** begin Material **

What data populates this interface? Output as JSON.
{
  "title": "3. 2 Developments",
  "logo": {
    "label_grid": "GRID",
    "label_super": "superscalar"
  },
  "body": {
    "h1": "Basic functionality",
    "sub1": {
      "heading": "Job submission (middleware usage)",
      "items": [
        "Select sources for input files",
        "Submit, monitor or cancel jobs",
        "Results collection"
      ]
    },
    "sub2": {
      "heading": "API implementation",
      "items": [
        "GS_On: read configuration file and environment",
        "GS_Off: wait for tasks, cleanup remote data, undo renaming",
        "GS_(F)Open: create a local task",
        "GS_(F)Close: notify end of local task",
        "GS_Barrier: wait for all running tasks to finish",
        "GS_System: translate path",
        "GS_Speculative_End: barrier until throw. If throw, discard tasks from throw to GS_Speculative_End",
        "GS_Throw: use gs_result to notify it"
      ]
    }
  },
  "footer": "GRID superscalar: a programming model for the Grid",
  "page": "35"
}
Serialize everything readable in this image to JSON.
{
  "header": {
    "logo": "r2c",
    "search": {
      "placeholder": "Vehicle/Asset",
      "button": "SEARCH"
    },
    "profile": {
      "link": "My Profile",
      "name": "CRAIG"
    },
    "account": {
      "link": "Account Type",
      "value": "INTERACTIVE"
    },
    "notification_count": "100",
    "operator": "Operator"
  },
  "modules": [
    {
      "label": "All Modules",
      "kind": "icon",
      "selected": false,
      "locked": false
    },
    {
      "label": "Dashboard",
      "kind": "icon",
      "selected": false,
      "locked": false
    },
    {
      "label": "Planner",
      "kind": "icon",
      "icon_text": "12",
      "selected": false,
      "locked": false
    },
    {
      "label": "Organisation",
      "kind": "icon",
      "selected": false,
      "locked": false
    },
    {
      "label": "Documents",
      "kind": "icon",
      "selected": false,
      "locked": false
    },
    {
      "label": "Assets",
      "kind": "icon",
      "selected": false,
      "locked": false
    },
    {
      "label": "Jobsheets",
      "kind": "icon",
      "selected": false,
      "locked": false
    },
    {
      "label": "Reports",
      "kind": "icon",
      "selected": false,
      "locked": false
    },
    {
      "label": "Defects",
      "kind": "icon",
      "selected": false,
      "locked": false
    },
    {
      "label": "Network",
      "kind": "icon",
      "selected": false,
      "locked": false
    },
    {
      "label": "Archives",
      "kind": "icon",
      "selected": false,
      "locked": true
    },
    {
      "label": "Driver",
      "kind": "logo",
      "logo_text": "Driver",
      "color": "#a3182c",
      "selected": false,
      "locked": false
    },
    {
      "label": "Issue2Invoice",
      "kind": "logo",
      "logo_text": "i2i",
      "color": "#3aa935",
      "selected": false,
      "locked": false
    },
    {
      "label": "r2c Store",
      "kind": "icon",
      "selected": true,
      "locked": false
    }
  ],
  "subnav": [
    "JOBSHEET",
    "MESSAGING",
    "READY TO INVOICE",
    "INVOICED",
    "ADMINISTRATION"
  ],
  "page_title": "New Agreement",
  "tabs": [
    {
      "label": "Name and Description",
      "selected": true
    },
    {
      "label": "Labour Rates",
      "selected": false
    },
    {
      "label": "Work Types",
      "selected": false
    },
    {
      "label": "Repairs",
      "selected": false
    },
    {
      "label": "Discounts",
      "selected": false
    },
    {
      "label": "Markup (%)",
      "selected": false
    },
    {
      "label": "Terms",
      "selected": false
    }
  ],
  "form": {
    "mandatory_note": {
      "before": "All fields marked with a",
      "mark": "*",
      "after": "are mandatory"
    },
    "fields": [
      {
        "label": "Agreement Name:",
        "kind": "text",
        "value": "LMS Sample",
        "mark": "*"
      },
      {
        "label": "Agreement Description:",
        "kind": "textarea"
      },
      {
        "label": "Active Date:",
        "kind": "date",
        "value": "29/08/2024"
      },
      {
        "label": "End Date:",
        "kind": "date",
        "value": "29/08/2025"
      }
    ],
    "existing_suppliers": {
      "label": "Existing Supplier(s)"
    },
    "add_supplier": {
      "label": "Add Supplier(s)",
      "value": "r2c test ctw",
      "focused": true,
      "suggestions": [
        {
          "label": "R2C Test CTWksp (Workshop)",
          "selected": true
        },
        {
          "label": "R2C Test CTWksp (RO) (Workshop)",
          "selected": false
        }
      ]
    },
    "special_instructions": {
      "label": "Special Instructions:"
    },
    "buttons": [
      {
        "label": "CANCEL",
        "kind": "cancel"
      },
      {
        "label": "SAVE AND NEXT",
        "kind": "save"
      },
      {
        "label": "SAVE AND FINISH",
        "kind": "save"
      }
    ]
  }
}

** end Material **

--- Written task ---
Gather each line of the listing containing the word "notify" and show it.

--- Correct answer ---
        "GS_(F)Close: notify end of local task",
        "GS_Throw: use gs_result to notify it"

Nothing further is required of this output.